* _STATED GOAL_: Put each line of the material below into a JSON list of strings, one string per line, leaving out blank lines and the pictures.

* _MATERIAL FOR THIS EXERCISE_:
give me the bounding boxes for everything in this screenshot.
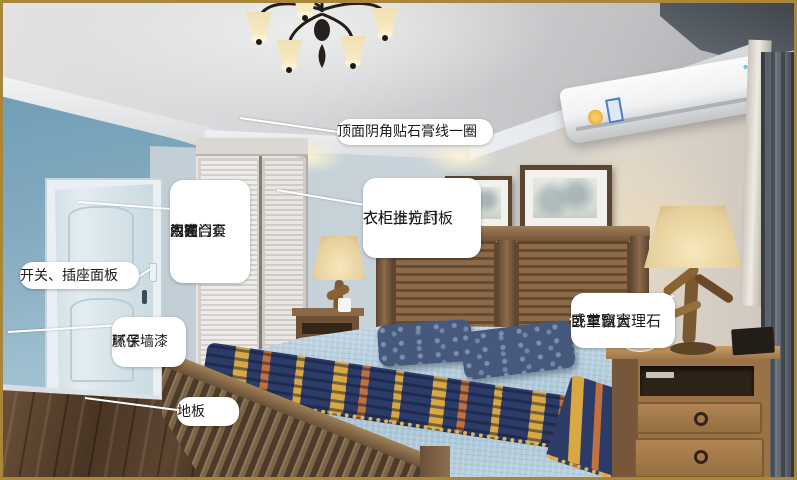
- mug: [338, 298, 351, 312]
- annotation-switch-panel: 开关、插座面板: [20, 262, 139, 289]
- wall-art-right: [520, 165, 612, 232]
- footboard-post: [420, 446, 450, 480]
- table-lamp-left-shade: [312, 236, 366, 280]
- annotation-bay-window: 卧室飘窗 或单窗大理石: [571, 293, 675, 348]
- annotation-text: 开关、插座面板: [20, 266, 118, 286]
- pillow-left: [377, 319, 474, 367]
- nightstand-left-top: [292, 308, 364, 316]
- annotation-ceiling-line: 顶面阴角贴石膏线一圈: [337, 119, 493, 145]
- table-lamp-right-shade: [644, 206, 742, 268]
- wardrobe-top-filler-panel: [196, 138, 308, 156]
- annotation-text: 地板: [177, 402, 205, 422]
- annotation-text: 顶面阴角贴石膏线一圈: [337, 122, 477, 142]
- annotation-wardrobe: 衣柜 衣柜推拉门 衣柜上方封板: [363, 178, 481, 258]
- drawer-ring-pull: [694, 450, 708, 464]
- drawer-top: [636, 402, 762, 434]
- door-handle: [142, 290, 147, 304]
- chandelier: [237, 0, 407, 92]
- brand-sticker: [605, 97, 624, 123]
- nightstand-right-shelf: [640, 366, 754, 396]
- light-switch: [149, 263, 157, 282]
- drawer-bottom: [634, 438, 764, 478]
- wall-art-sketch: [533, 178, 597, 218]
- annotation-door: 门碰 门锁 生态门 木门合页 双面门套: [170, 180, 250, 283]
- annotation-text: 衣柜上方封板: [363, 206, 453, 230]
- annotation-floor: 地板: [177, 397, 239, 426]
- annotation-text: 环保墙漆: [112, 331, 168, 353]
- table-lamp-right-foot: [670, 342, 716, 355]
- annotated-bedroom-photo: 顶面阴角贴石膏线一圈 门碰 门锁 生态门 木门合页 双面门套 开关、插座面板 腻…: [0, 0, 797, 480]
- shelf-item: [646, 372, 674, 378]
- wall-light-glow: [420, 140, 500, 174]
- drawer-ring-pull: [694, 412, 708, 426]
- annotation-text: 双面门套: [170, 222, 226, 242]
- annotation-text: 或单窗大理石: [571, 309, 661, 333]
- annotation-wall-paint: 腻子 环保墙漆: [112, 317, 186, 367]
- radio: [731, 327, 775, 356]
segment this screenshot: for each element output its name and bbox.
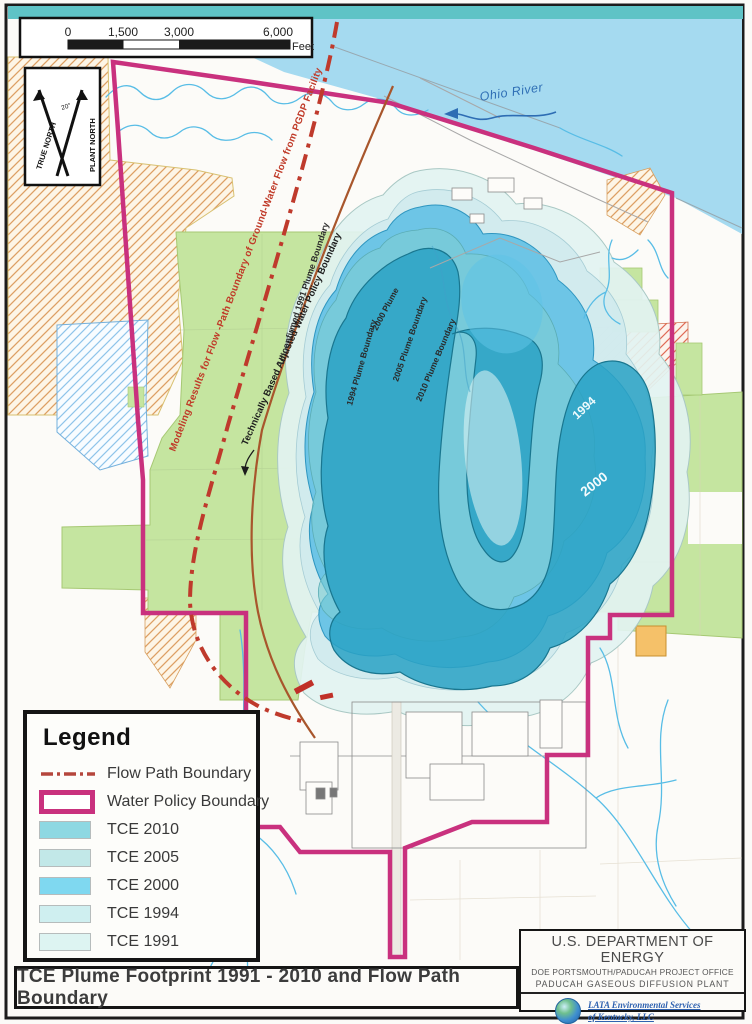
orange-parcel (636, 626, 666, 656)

* _EXERCISE OUTPUT_:
[
  "give me the bounding boxes for everything in this screenshot.",
  "- mug: [338, 298, 351, 312]",
  "- annotation-switch-panel: 开关、插座面板: [20, 262, 139, 289]",
  "- wall-art-right: [520, 165, 612, 232]",
  "- footboard-post: [420, 446, 450, 480]",
  "- table-lamp-left-shade: [312, 236, 366, 280]",
  "- annotation-bay-window: 卧室飘窗 或单窗大理石: [571, 293, 675, 348]",
  "- annotation-text: 开关、插座面板: [20, 266, 118, 286]",
  "- pillow-left: [377, 319, 474, 367]",
  "- nightstand-left-top: [292, 308, 364, 316]",
  "- annotation-ceiling-line: 顶面阴角贴石膏线一圈: [337, 119, 493, 145]",
  "- table-lamp-right-shade: [644, 206, 742, 268]",
  "- wardrobe-top-filler-panel: [196, 138, 308, 156]",
  "- annotation-text: 地板: [177, 402, 205, 422]",
  "- annotation-text: 顶面阴角贴石膏线一圈: [337, 122, 477, 142]",
  "- annotation-wardrobe: 衣柜 衣柜推拉门 衣柜上方封板: [363, 178, 481, 258]",
  "- drawer-ring-pull: [694, 450, 708, 464]",
  "- drawer-top: [636, 402, 762, 434]",
  "- door-handle: [142, 290, 147, 304]",
  "- chandelier: [237, 0, 407, 92]",
  "- brand-sticker: [605, 97, 624, 123]",
  "- nightstand-right-shelf: [640, 366, 754, 396]",
  "- light-switch: [149, 263, 157, 282]",
  "- drawer-bottom: [634, 438, 764, 478]",
  "- wall-art-sketch: [533, 178, 597, 218]",
  "- annotation-door: 门碰 门锁 生态门 木门合页 双面门套: [170, 180, 250, 283]",
  "- annotation-text: 衣柜上方封板: [363, 206, 453, 230]",
  "- annotation-floor: 地板: [177, 397, 239, 426]",
  "- annotation-text: 环保墙漆: [112, 331, 168, 353]",
  "- table-lamp-right-foot: [670, 342, 716, 355]",
  "- annotated-bedroom-photo: 顶面阴角贴石膏线一圈 门碰 门锁 生态门 木门合页 双面门套 开关、插座面板 腻…: [0, 0, 797, 480]",
  "- shelf-item: [646, 372, 674, 378]",
  "- wall-light-glow: [420, 140, 500, 174]",
  "- drawer-ring-pull: [694, 412, 708, 426]",
  "- annotation-text: 双面门套: [170, 222, 226, 242]",
  "- annotation-text: 或单窗大理石: [571, 309, 661, 333]",
  "- annotation-wall-paint: 腻子 环保墙漆: [112, 317, 186, 367]",
  "- radio: [731, 327, 775, 356]",
  "segment this screenshot: for each element output its name and bbox.",
  "orange-parcel (636, 626, 666, 656)"
]